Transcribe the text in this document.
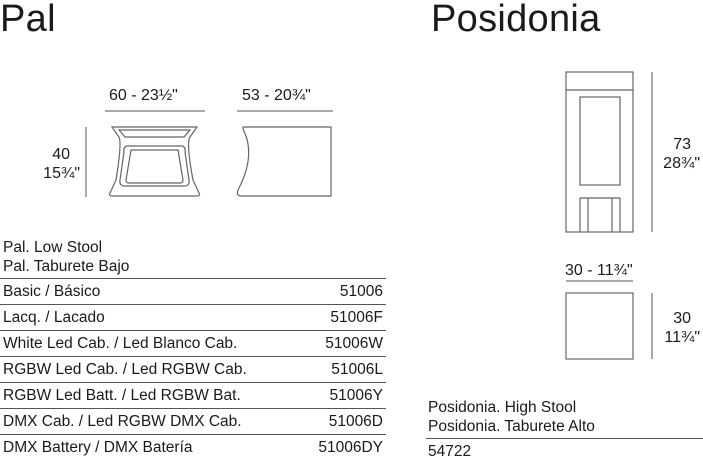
Pal
60 - 23½"	53 - 20¾"
40
15¾"
Pal. Low Stool
Pal. Taburete Bajo
Basic / Básico	51006
Lacq. / Lacado	51006F
White Led Cab. / Led Blanco Cab.	51006W
RGBW Led Cab. / Led RGBW Cab.	51006L
RGBW Led Batt. / Led RGBW Bat.	51006Y
DMX Cab. / Led RGBW DMX Cab.	51006D
DMX Battery / DMX Batería	51006DY
Posidonia
73
28¾"
30 - 11¾"
30
11¾"
Posidonia. High Stool
Posidonia. Taburete Alto
54722
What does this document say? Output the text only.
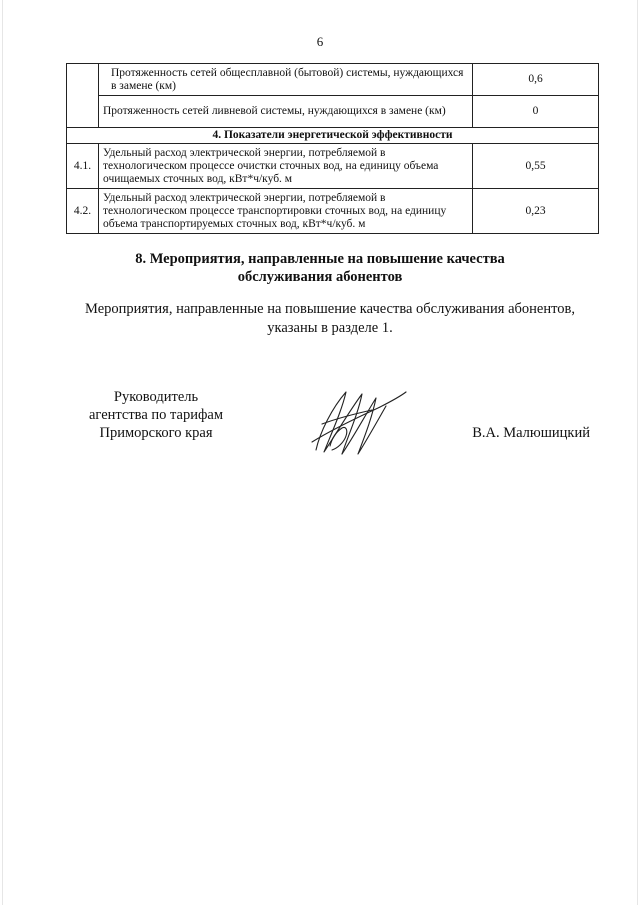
6
	Протяженность сетей общесплавной (бытовой) системы, нуждающихся в замене (км)	0,6
	Протяженность сетей ливневой системы, нуждающихся в замене (км)	0
4. Показатели энергетической эффективности		
4.1.	Удельный расход электрической энергии, потребляемой в технологическом процессе очистки сточных вод, на единицу объема очищаемых сточных вод, кВт*ч/куб. м	0,55
4.2.	Удельный расход электрической энергии, потребляемой в технологическом процессе транспортировки сточных вод, на единицу объема транспортируемых сточных вод, кВт*ч/куб. м	0,23
8. Мероприятия, направленные на повышение качества
обслуживания абонентов
Мероприятия, направленные на повышение качества обслуживания абонентов,
указаны в разделе 1.
Руководитель
агентства по тарифам
Приморского края	В.А. Малюшицкий
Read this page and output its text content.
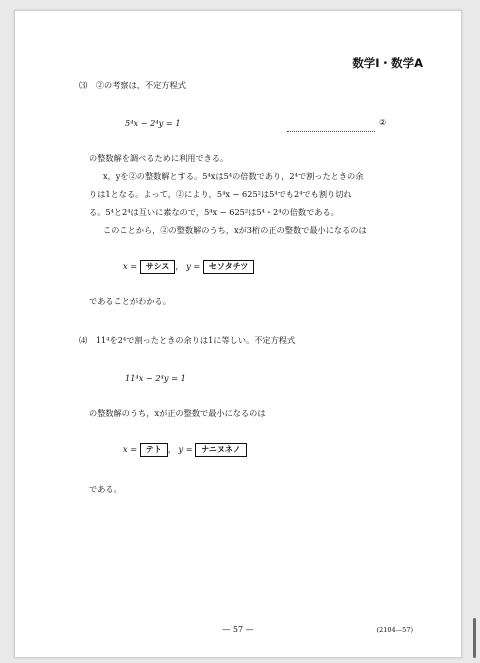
数学Ⅰ・数学A
⑶ ②の考察は，不定方程式
5⁴x − 2⁴y = 1	②
の整数解を調べるために利用できる。
x，yを②の整数解とする。5⁴xは5⁴の倍数であり，2⁴で割ったときの余
りは1となる。よって，②により，5⁴x − 625²は5⁴でも2⁴でも割り切れ
る。5⁴と2⁴は互いに素なので，5⁴x − 625²は5⁴・2⁴の倍数である。
このことから，②の整数解のうち，xが3桁の正の整数で最小になるのは
x = サシス ， y = セソタチツ
であることがわかる。
⑷ 11⁴を2⁴で割ったときの余りは1に等しい。不定方程式
11⁴x − 2⁴y = 1
の整数解のうち，xが正の整数で最小になるのは
x = テト ， y = ナニヌネノ
である。
— 57 —	(2104—57)
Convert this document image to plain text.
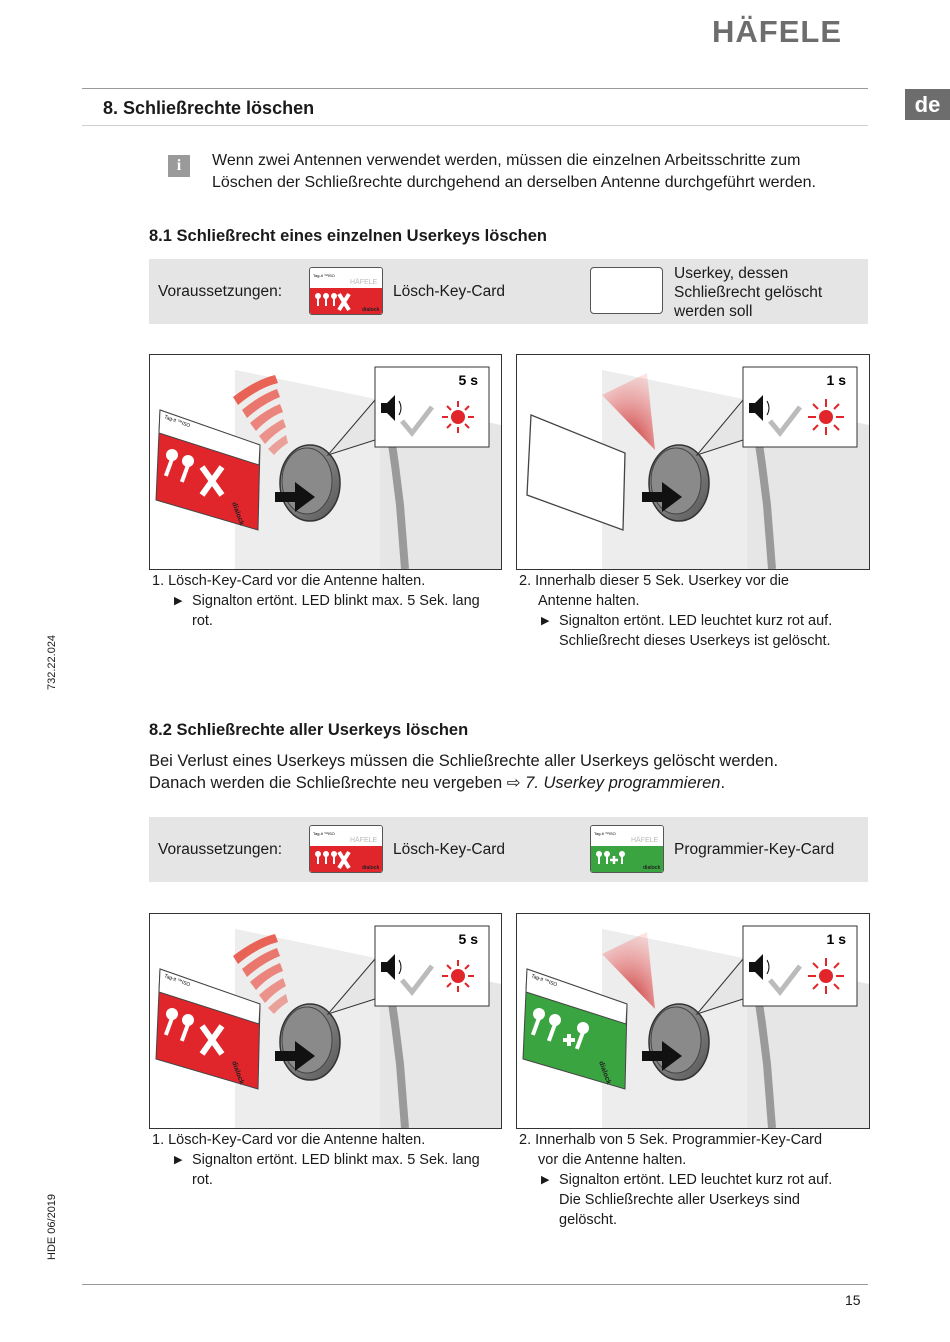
HÄFELE
de
8. Schließrechte löschen
i	Wenn zwei Antennen verwendet werden, müssen die einzelnen Arbeitsschritte zum
Löschen der Schließrechte durchgehend an derselben Antenne durchgeführt werden.
8.1 Schließrecht eines einzelnen Userkeys löschen
Voraussetzungen:
Tag-it ™ISO
HÄFELE
dialock
Lösch-Key-Card
Userkey, dessen
Schließrecht gelöscht
werden soll
Tag-it ™ISO
dialock
5 s	1 s
1. Lösch-Key-Card vor die Antenne halten.
▶ Signalton ertönt. LED blinkt max. 5 Sek. lang
rot.
2. Innerhalb dieser 5 Sek. Userkey vor die
Antenne halten.
▶ Signalton ertönt. LED leuchtet kurz rot auf.
Schließrecht dieses Userkeys ist gelöscht.
732.22.024
8.2 Schließrechte aller Userkeys löschen
Bei Verlust eines Userkeys müssen die Schließrechte aller Userkeys gelöscht werden.
Danach werden die Schließrechte neu vergeben ⇨ 7. Userkey programmieren.
Voraussetzungen:
Tag-it ™ISO
HÄFELE
dialock
Lösch-Key-Card
Tag-it ™ISO
HÄFELE
dialock
Programmier-Key-Card
Tag-it ™ISO
dialock
5 s
Tag-it ™ISO
dialock
1 s
1. Lösch-Key-Card vor die Antenne halten.
▶ Signalton ertönt. LED blinkt max. 5 Sek. lang
rot.
2. Innerhalb von 5 Sek. Programmier-Key-Card
vor die Antenne halten.
▶ Signalton ertönt. LED leuchtet kurz rot auf.
Die Schließrechte aller Userkeys sind
gelöscht.
HDE 06/2019
15
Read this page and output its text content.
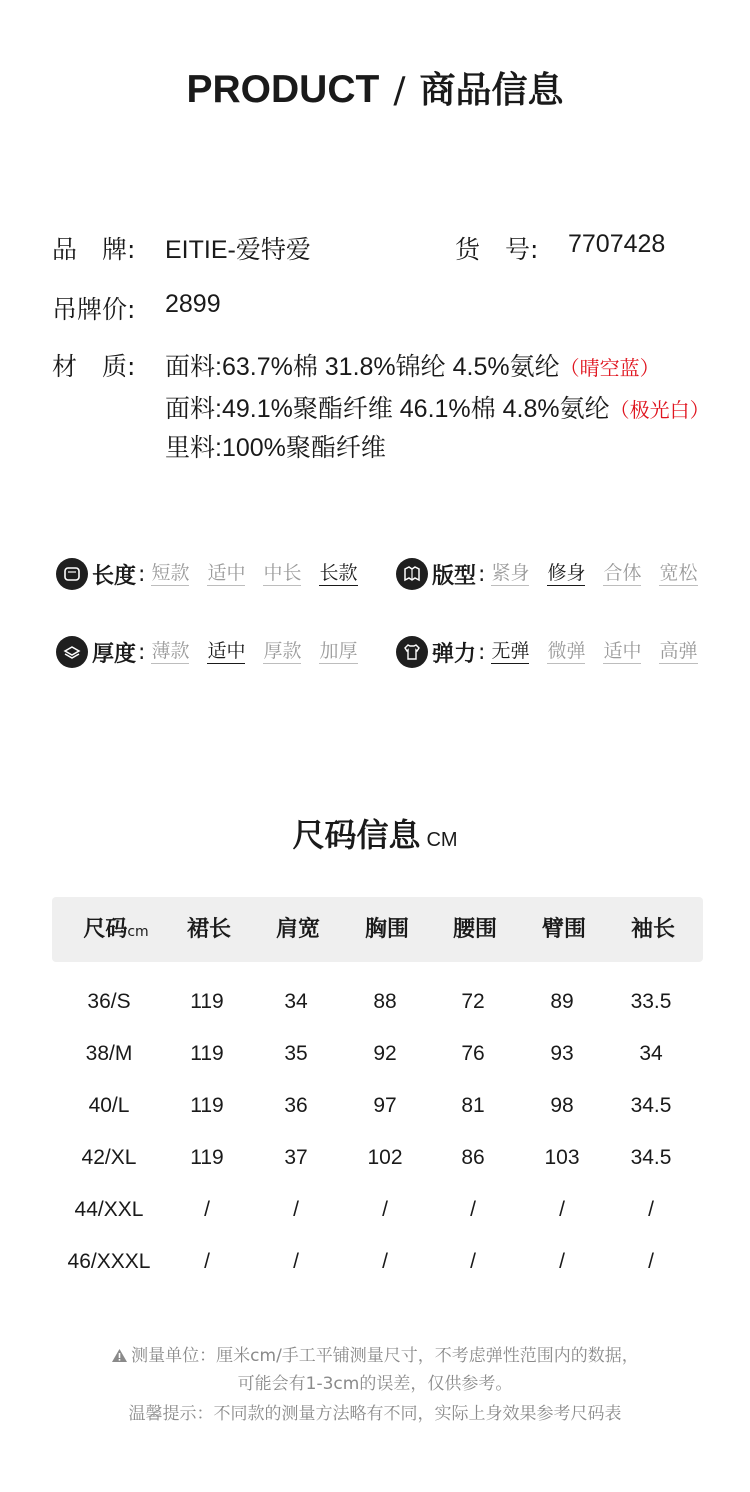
PRODUCT / 商品信息
品　牌: EITIE-爱特爱	货　号: 7707428
吊牌价: 2899
材　质: 面料:63.7%棉 31.8%锦纶 4.5%氨纶（晴空蓝）
面料:49.1%聚酯纤维 46.1%棉 4.8%氨纶（极光白）
里料:100%聚酯纤维
长度 : 短款 适中 中长 长款	版型 : 紧身 修身 合体 宽松
厚度 : 薄款 适中 厚款 加厚	弹力 : 无弹 微弹 适中 高弹
尺码信息 CM
尺码cm	裙长	肩宽	胸围	腰围	臂围	袖长
36/S	119	34	88	72	89	33.5
38/M	119	35	92	76	93	34
40/L	119	36	97	81	98	34.5
42/XL	119	37	102	86	103	34.5
44/XXL	/	/	/	/	/	/
46/XXXL	/	/	/	/	/	/
测量单位：厘米cm/手工平铺测量尺寸，不考虑弹性范围内的数据，
可能会有1-3cm的误差，仅供参考。
温馨提示：不同款的测量方法略有不同，实际上身效果参考尺码表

Exercise goal: Repeat the full listing above exactly, with no pictures in the copy.

Exercise result:
Transcribe the text in this document.
Pal
60 - 23½"	53 - 20¾"
40
15¾"
Pal. Low Stool
Pal. Taburete Bajo
Basic / Básico	51006
Lacq. / Lacado	51006F
White Led Cab. / Led Blanco Cab.	51006W
RGBW Led Cab. / Led RGBW Cab.	51006L
RGBW Led Batt. / Led RGBW Bat.	51006Y
DMX Cab. / Led RGBW DMX Cab.	51006D
DMX Battery / DMX Batería	51006DY
Posidonia
73
28¾"
30 - 11¾"
30
11¾"
Posidonia. High Stool
Posidonia. Taburete Alto
54722
What does this document say? Output the text only.
6
	Протяженность сетей общесплавной (бытовой) системы, нуждающихся в замене (км)	0,6
	Протяженность сетей ливневой системы, нуждающихся в замене (км)	0
4. Показатели энергетической эффективности		
4.1.	Удельный расход электрической энергии, потребляемой в технологическом процессе очистки сточных вод, на единицу объема очищаемых сточных вод, кВт*ч/куб. м	0,55
4.2.	Удельный расход электрической энергии, потребляемой в технологическом процессе транспортировки сточных вод, на единицу объема транспортируемых сточных вод, кВт*ч/куб. м	0,23
8. Мероприятия, направленные на повышение качества
обслуживания абонентов
Мероприятия, направленные на повышение качества обслуживания абонентов,
указаны в разделе 1.
Руководитель
агентства по тарифам
Приморского края	В.А. Малюшицкий
Read this page and output its text content.
数学Ⅰ・数学A
⑶ ②の考察は，不定方程式
5⁴x − 2⁴y = 1	②
の整数解を調べるために利用できる。
x，yを②の整数解とする。5⁴xは5⁴の倍数であり，2⁴で割ったときの余
りは1となる。よって，②により，5⁴x − 625²は5⁴でも2⁴でも割り切れ
る。5⁴と2⁴は互いに素なので，5⁴x − 625²は5⁴・2⁴の倍数である。
このことから，②の整数解のうち，xが3桁の正の整数で最小になるのは
x = サシス ， y = セソタチツ
であることがわかる。
⑷ 11⁴を2⁴で割ったときの余りは1に等しい。不定方程式
11⁴x − 2⁴y = 1
の整数解のうち，xが正の整数で最小になるのは
x = テト ， y = ナニヌネノ
である。
— 57 —	(2104—57)
Convert this document image to plain text.
HÄFELE
de
8. Schließrechte löschen
i	Wenn zwei Antennen verwendet werden, müssen die einzelnen Arbeitsschritte zum
Löschen der Schließrechte durchgehend an derselben Antenne durchgeführt werden.
8.1 Schließrecht eines einzelnen Userkeys löschen
Voraussetzungen:
Tag-it ™ISO
HÄFELE
dialock
Lösch-Key-Card
Userkey, dessen
Schließrecht gelöscht
werden soll
Tag-it ™ISO
dialock
5 s	1 s
1. Lösch-Key-Card vor die Antenne halten.
▶ Signalton ertönt. LED blinkt max. 5 Sek. lang
rot.
2. Innerhalb dieser 5 Sek. Userkey vor die
Antenne halten.
▶ Signalton ertönt. LED leuchtet kurz rot auf.
Schließrecht dieses Userkeys ist gelöscht.
732.22.024
8.2 Schließrechte aller Userkeys löschen
Bei Verlust eines Userkeys müssen die Schließrechte aller Userkeys gelöscht werden.
Danach werden die Schließrechte neu vergeben ⇨ 7. Userkey programmieren.
Voraussetzungen:
Tag-it ™ISO
HÄFELE
dialock
Lösch-Key-Card
Tag-it ™ISO
HÄFELE
dialock
Programmier-Key-Card
Tag-it ™ISO
dialock
5 s
Tag-it ™ISO
dialock
1 s
1. Lösch-Key-Card vor die Antenne halten.
▶ Signalton ertönt. LED blinkt max. 5 Sek. lang
rot.
2. Innerhalb von 5 Sek. Programmier-Key-Card
vor die Antenne halten.
▶ Signalton ertönt. LED leuchtet kurz rot auf.
Die Schließrechte aller Userkeys sind
gelöscht.
HDE 06/2019
15
Read this page and output its text content.
PRODUCT / 商品信息
品　牌: EITIE-爱特爱	货　号: 7707428
吊牌价: 2899
材　质: 面料:63.7%棉 31.8%锦纶 4.5%氨纶（晴空蓝）
面料:49.1%聚酯纤维 46.1%棉 4.8%氨纶（极光白）
里料:100%聚酯纤维
长度 : 短款 适中 中长 长款	版型 : 紧身 修身 合体 宽松
厚度 : 薄款 适中 厚款 加厚	弹力 : 无弹 微弹 适中 高弹
尺码信息 CM
尺码cm	裙长	肩宽	胸围	腰围	臂围	袖长
36/S	119	34	88	72	89	33.5
38/M	119	35	92	76	93	34
40/L	119	36	97	81	98	34.5
42/XL	119	37	102	86	103	34.5
44/XXL	/	/	/	/	/	/
46/XXXL	/	/	/	/	/	/
测量单位：厘米cm/手工平铺测量尺寸，不考虑弹性范围内的数据，
可能会有1-3cm的误差，仅供参考。
温馨提示：不同款的测量方法略有不同，实际上身效果参考尺码表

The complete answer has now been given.